WHAT YOU HAVE TO DO: Give only the number of lines that hold the word "этих".

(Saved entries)
=====

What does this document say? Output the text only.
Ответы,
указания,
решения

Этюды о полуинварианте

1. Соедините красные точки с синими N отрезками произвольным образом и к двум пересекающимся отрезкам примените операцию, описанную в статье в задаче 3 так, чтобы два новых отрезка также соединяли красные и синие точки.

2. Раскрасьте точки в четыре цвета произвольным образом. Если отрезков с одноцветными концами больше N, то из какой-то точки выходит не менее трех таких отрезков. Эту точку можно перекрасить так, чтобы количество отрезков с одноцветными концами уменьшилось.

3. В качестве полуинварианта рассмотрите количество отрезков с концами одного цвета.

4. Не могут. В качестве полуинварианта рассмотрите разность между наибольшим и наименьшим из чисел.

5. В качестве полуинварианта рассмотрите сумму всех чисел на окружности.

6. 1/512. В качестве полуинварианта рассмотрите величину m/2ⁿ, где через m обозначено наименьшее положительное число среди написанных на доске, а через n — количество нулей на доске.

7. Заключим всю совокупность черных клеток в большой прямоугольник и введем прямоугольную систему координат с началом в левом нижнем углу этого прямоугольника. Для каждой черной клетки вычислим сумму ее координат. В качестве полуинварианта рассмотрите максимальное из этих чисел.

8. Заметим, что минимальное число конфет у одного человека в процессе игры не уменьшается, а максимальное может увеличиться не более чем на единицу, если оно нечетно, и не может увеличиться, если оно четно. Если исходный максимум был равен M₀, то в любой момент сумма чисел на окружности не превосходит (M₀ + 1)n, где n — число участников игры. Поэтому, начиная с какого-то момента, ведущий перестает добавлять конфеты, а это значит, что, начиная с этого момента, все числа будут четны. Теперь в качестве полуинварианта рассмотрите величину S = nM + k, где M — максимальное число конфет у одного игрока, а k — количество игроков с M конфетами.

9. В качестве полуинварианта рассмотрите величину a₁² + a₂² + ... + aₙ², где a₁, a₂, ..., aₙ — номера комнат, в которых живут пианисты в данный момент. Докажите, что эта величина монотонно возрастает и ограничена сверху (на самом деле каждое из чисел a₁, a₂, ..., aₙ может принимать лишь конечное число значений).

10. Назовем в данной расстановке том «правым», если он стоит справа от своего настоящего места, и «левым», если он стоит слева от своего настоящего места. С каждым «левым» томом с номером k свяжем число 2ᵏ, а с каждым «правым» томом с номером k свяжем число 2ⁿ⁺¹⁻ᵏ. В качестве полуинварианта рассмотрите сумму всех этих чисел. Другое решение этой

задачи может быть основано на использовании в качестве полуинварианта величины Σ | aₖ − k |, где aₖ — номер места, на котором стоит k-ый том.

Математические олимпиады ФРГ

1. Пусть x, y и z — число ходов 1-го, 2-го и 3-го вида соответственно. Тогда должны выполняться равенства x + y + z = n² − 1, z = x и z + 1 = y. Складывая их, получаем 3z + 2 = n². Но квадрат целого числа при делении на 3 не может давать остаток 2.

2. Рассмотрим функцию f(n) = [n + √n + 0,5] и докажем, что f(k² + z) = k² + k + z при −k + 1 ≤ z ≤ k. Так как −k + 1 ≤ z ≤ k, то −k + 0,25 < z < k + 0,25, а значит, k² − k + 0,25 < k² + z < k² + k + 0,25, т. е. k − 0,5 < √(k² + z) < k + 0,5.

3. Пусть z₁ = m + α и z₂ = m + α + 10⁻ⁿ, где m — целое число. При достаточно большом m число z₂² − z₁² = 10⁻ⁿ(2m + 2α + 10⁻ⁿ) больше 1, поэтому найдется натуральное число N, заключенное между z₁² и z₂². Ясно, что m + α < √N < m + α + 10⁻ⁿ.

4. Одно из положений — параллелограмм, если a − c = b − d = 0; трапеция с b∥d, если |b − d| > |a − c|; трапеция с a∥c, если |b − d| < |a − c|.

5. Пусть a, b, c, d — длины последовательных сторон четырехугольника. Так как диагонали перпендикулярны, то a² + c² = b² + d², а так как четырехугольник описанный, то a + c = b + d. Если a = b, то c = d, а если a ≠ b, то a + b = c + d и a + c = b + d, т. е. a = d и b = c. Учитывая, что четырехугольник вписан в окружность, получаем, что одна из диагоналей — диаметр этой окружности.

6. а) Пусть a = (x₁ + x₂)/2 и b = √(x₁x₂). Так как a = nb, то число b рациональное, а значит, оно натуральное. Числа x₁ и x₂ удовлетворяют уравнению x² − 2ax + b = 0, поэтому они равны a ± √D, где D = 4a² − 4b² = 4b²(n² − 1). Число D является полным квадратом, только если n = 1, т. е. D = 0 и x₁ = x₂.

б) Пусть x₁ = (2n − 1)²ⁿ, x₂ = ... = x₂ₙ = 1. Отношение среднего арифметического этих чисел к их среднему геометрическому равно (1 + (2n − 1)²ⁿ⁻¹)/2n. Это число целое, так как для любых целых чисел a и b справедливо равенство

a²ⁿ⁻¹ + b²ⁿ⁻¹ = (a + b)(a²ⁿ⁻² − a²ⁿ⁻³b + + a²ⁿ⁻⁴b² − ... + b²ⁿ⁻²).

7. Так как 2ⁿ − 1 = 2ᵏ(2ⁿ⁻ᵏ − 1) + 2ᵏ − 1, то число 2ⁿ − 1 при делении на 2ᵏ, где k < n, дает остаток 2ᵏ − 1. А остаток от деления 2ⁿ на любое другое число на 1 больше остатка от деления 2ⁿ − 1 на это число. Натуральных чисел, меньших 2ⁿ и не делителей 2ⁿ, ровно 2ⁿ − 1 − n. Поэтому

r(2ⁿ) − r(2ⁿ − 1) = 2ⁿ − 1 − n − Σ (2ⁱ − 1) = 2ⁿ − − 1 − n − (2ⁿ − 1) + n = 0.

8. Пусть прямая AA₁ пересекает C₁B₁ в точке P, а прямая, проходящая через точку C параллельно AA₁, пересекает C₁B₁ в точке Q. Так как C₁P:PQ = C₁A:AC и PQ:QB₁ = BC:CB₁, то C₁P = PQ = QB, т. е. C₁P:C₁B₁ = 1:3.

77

=====

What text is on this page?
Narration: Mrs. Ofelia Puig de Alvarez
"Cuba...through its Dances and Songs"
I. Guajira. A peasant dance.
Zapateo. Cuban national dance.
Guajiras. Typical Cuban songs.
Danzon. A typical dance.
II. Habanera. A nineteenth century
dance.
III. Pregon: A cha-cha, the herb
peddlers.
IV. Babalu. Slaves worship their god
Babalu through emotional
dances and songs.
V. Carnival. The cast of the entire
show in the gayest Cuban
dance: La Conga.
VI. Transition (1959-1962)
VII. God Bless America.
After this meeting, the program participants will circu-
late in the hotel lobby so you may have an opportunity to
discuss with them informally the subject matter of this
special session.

=====

SOLUTION FOR THIS TASK: 3